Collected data

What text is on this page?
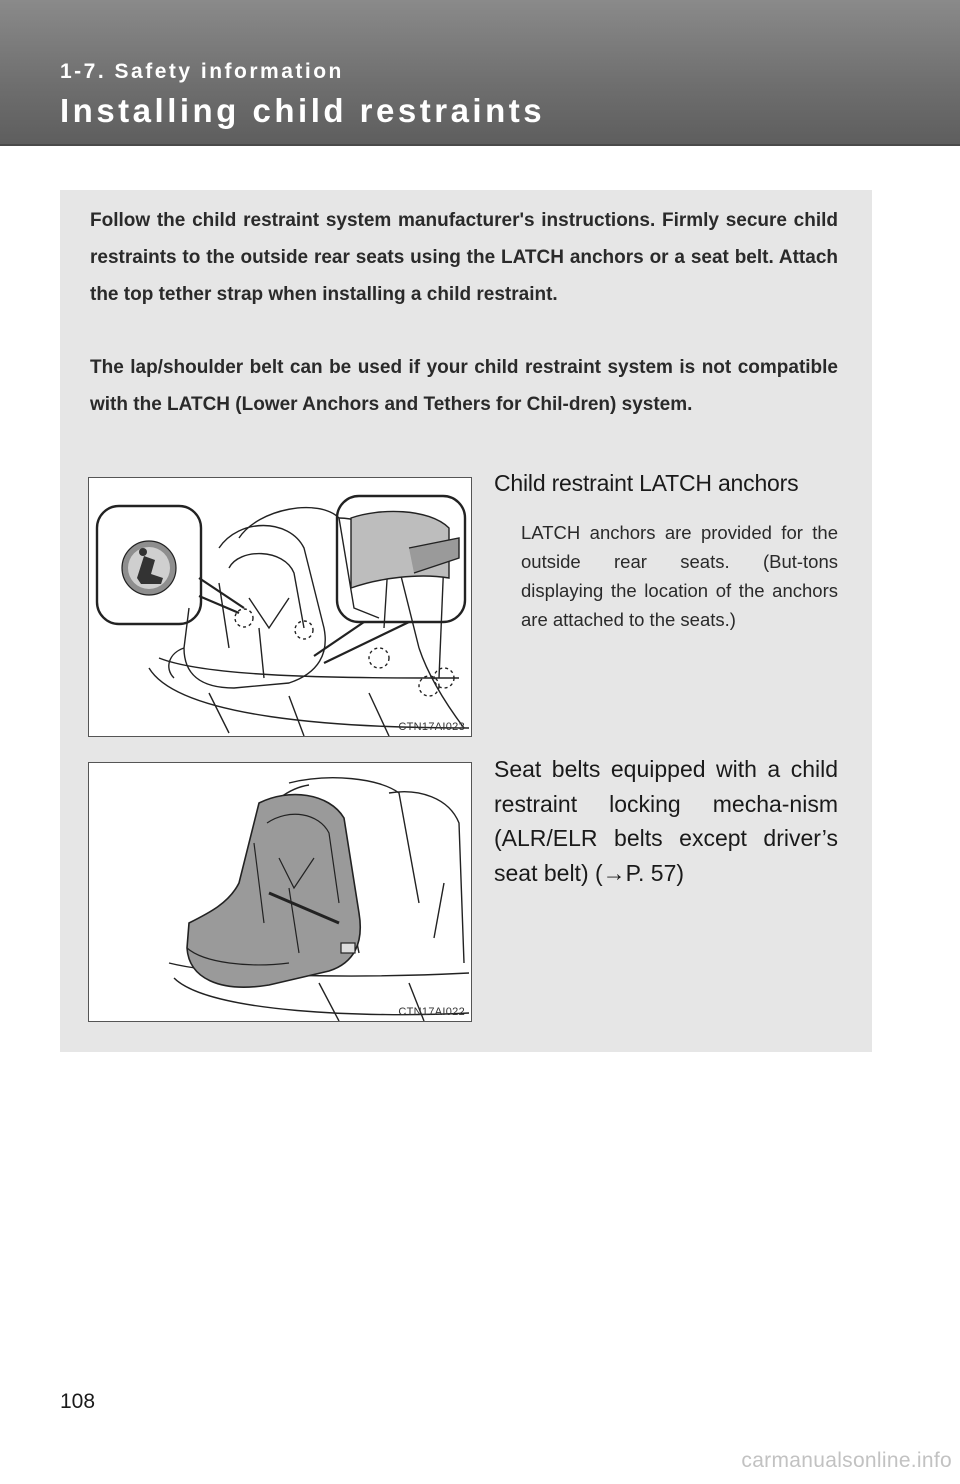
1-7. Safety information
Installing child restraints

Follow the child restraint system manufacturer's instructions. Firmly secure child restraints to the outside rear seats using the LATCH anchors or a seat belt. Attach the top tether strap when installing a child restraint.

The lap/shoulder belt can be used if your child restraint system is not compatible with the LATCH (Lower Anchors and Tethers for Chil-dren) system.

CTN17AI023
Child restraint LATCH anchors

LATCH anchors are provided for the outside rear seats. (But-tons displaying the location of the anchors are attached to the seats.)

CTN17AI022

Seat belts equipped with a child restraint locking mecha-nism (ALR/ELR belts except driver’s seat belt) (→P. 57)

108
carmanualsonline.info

=== Set task ===
Repeat the records above exactly, leaving out the pictures.

=== The reply ===
What text is on this page?
1-7. Safety information
Installing child restraints

Follow the child restraint system manufacturer's instructions. Firmly secure child restraints to the outside rear seats using the LATCH anchors or a seat belt. Attach the top tether strap when installing a child restraint.

The lap/shoulder belt can be used if your child restraint system is not compatible with the LATCH (Lower Anchors and Tethers for Chil-dren) system.

CTN17AI023
Child restraint LATCH anchors

LATCH anchors are provided for the outside rear seats. (But-tons displaying the location of the anchors are attached to the seats.)

CTN17AI022

Seat belts equipped with a child restraint locking mecha-nism (ALR/ELR belts except driver’s seat belt) (→P. 57)

108
carmanualsonline.info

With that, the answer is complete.